(Dataset excerpts)
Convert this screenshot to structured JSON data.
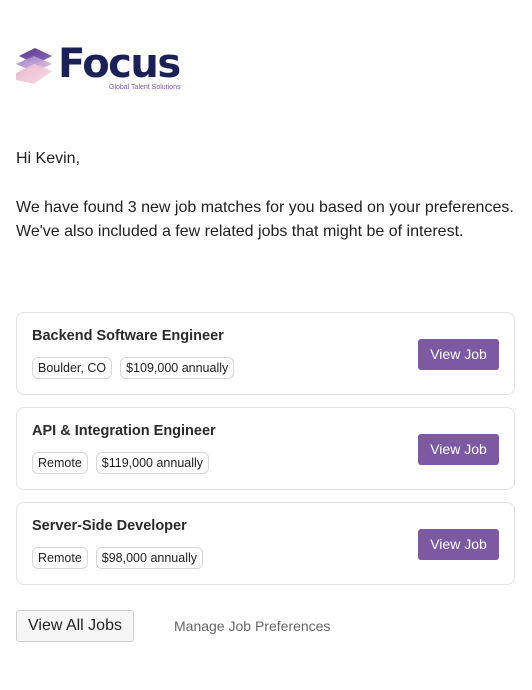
{
  "brand": {
    "name": "Focus",
    "tagline": "Global Talent Solutions",
    "colors": {
      "wordmark": "#1b2057",
      "accent_purple": "#7d58a3",
      "tagline": "#7a5aa6"
    },
    "icon": "layered-cube-logo-icon"
  },
  "greeting": "Hi Kevin,",
  "intro": "We have found 3 new job matches for you based on your preferences. We've also included a few related jobs that might be of interest.",
  "jobs": [
    {
      "title": "Backend Software Engineer",
      "location": "Boulder, CO",
      "salary": "$109,000 annually",
      "button": "View Job"
    },
    {
      "title": "API & Integration Engineer",
      "location": "Remote",
      "salary": "$119,000 annually",
      "button": "View Job"
    },
    {
      "title": "Server-Side Developer",
      "location": "Remote",
      "salary": "$98,000 annually",
      "button": "View Job"
    }
  ],
  "actions": {
    "view_all": "View All Jobs",
    "manage_prefs": "Manage Job Preferences"
  }
}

Aim: Copy all of the entries verbatim, leaving out any pictures they contain.

Correct result:
Convert this screenshot to structured JSON data.
{
  "brand": {
    "name": "Focus",
    "tagline": "Global Talent Solutions",
    "colors": {
      "wordmark": "#1b2057",
      "accent_purple": "#7d58a3",
      "tagline": "#7a5aa6"
    },
    "icon": "layered-cube-logo-icon"
  },
  "greeting": "Hi Kevin,",
  "intro": "We have found 3 new job matches for you based on your preferences. We've also included a few related jobs that might be of interest.",
  "jobs": [
    {
      "title": "Backend Software Engineer",
      "location": "Boulder, CO",
      "salary": "$109,000 annually",
      "button": "View Job"
    },
    {
      "title": "API & Integration Engineer",
      "location": "Remote",
      "salary": "$119,000 annually",
      "button": "View Job"
    },
    {
      "title": "Server-Side Developer",
      "location": "Remote",
      "salary": "$98,000 annually",
      "button": "View Job"
    }
  ],
  "actions": {
    "view_all": "View All Jobs",
    "manage_prefs": "Manage Job Preferences"
  }
}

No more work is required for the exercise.